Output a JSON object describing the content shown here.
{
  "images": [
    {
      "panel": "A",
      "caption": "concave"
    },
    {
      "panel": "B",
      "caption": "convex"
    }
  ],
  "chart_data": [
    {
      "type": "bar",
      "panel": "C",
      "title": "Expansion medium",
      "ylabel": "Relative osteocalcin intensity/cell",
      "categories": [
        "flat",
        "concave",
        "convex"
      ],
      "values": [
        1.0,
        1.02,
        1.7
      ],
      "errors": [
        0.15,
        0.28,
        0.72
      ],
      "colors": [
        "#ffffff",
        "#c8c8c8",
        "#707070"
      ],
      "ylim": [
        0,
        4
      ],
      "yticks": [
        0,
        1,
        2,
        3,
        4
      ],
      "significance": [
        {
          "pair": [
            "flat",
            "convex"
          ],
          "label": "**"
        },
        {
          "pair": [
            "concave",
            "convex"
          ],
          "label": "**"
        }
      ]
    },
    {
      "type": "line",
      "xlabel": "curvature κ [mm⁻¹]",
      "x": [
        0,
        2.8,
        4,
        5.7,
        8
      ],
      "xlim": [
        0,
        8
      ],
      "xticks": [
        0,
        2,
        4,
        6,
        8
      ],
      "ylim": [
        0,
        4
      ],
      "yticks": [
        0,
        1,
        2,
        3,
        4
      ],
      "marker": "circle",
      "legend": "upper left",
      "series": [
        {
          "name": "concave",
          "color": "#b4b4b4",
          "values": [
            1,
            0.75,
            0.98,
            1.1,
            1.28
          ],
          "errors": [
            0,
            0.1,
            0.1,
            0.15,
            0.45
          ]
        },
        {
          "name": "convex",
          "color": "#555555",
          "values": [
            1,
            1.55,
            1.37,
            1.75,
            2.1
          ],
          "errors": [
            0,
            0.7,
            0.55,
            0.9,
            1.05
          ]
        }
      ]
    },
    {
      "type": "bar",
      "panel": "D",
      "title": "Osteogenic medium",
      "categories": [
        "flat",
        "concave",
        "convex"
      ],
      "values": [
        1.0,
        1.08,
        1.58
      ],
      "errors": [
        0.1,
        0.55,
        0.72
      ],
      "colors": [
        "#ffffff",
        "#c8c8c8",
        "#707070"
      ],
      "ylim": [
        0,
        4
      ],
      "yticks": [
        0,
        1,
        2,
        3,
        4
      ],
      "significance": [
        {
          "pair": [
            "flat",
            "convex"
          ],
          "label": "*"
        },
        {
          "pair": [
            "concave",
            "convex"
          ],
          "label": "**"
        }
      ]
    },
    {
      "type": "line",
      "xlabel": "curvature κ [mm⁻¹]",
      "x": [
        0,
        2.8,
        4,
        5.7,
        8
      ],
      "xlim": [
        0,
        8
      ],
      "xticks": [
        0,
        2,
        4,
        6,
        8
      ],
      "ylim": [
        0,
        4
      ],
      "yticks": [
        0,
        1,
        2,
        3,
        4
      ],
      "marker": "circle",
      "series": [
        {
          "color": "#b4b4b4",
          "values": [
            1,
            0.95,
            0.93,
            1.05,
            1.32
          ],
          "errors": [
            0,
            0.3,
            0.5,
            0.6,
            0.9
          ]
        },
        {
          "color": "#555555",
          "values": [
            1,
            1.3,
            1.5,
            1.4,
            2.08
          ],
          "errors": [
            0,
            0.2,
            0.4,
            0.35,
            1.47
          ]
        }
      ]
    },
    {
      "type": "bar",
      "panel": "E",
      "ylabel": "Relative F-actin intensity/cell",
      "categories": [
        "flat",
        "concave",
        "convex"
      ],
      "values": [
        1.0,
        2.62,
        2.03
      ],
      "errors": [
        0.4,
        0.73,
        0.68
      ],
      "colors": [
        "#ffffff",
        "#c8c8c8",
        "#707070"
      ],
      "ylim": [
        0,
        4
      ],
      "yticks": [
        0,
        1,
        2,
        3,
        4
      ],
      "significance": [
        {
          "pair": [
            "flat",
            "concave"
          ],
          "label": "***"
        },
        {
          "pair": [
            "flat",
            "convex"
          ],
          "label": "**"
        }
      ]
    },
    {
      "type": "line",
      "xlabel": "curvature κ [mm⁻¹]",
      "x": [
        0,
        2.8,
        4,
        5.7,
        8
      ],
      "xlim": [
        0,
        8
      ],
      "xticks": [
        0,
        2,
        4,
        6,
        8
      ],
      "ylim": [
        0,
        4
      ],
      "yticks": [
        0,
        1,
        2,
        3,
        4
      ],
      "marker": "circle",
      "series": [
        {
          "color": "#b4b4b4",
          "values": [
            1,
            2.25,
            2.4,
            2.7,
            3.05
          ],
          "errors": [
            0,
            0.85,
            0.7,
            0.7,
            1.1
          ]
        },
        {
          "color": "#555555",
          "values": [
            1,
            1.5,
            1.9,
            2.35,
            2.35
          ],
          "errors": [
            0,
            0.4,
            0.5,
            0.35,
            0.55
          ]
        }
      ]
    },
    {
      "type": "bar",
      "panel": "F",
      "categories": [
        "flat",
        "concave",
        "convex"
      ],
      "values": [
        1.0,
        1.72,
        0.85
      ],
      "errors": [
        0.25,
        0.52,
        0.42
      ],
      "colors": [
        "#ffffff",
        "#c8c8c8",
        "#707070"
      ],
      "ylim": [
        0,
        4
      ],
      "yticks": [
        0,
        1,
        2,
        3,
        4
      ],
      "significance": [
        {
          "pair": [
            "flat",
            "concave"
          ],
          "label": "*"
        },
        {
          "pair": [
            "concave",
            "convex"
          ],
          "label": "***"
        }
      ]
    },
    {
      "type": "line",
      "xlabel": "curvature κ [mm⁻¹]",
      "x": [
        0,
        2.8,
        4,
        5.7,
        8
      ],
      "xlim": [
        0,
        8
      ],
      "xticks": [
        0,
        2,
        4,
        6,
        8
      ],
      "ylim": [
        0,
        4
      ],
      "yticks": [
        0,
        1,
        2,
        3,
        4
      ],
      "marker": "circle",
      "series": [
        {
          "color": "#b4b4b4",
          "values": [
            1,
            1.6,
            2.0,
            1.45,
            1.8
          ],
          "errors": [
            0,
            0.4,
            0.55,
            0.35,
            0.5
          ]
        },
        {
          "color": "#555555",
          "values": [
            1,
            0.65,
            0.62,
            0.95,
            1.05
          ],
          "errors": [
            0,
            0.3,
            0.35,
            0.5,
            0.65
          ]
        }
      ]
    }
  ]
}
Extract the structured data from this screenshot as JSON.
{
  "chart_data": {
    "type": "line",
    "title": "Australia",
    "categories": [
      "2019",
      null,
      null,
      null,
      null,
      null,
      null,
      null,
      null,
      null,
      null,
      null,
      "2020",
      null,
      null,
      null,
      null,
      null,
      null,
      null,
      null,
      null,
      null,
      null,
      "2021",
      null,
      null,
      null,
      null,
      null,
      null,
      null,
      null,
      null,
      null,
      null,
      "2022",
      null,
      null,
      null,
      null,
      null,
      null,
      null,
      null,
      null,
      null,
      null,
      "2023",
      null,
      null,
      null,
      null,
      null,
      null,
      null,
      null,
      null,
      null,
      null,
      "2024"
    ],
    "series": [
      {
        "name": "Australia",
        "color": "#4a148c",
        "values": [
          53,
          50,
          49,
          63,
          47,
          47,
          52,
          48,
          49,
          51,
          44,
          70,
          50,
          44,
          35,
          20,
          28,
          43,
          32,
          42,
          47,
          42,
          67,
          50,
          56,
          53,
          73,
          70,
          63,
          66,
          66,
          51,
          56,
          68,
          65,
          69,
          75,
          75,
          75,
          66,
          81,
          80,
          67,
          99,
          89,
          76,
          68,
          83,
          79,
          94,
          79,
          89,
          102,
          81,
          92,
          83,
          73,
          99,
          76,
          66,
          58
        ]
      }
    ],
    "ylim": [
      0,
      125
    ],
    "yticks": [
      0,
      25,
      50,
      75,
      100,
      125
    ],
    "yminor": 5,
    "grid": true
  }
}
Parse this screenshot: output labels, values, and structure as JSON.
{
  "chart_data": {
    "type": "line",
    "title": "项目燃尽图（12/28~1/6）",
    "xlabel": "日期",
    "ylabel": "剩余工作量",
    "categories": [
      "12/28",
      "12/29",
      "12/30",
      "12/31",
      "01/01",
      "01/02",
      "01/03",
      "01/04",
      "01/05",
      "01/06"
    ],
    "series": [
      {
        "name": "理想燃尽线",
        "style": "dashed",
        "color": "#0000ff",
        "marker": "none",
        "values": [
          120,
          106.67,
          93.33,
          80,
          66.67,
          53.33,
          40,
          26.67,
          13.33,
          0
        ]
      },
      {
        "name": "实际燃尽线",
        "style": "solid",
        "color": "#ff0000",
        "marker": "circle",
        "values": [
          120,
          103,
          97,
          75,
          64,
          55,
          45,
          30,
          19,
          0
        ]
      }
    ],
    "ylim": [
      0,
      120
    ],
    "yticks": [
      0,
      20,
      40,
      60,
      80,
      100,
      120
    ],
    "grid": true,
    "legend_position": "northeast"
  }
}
☆ ☆ ☆ ☆
> [Problem] Copy all lines from the material that include "title".

> [Correct output]
      "title": "Expansion medium",
      "title": "Osteogenic medium",
    "title": "Australia",
    "title": "项目燃尽图（12/28~1/6）",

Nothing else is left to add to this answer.